Provide the count of lines that hold "ทางว" and no other output.

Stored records
[START]

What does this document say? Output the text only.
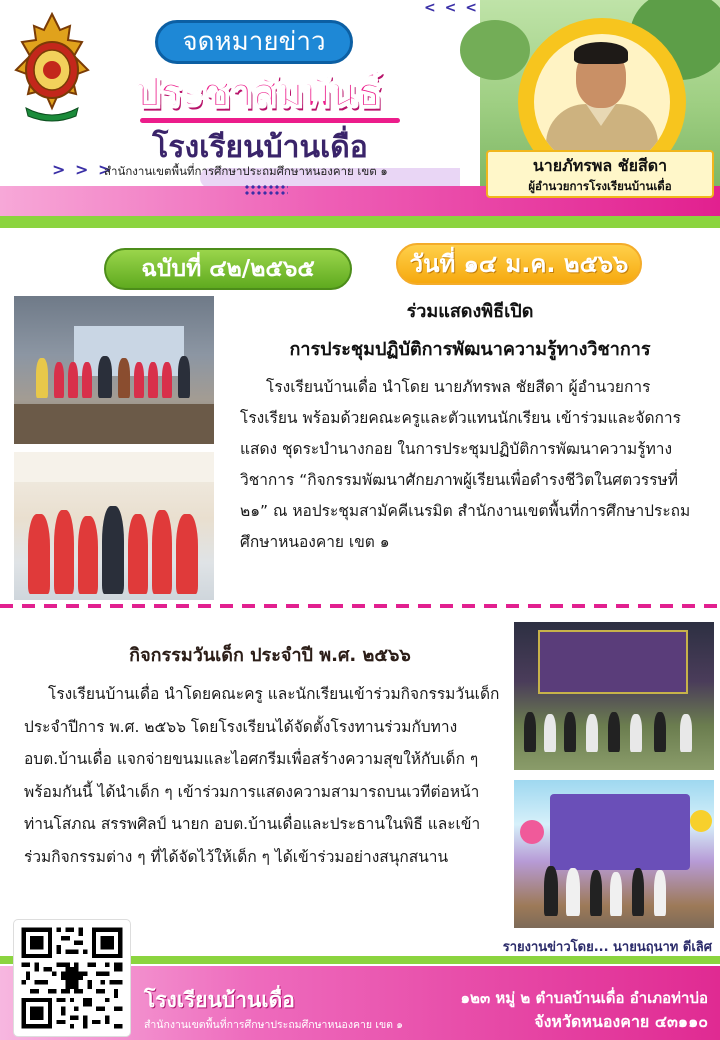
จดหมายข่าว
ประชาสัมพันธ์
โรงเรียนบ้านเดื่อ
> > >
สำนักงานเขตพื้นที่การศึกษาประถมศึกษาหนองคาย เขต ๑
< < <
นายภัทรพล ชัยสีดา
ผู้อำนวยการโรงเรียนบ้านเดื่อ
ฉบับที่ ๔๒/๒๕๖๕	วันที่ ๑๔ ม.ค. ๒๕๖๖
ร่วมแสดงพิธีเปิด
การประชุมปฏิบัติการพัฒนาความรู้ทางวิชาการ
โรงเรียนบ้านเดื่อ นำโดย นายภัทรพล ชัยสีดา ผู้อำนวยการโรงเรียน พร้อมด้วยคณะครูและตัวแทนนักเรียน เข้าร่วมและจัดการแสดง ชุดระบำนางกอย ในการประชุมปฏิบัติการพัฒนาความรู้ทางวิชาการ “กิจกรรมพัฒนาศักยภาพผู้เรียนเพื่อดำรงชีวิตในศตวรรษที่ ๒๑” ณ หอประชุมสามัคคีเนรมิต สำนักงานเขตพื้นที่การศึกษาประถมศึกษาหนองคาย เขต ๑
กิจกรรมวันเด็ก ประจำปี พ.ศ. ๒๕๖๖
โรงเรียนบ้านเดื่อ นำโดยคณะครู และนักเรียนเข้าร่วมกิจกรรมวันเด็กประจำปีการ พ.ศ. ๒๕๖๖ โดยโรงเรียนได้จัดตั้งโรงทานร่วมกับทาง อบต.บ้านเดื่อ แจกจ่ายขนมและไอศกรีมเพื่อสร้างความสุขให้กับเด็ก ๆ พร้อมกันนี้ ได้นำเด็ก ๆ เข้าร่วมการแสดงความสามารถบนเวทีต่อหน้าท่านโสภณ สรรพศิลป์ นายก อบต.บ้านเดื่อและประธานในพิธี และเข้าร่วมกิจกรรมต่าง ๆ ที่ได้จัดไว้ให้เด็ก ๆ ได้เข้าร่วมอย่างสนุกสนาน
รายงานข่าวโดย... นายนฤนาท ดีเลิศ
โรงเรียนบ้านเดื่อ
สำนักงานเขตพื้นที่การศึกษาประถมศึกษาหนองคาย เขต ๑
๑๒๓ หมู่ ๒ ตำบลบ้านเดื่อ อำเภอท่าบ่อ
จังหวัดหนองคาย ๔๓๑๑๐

[END]

◆ **Solution for this exercise**
2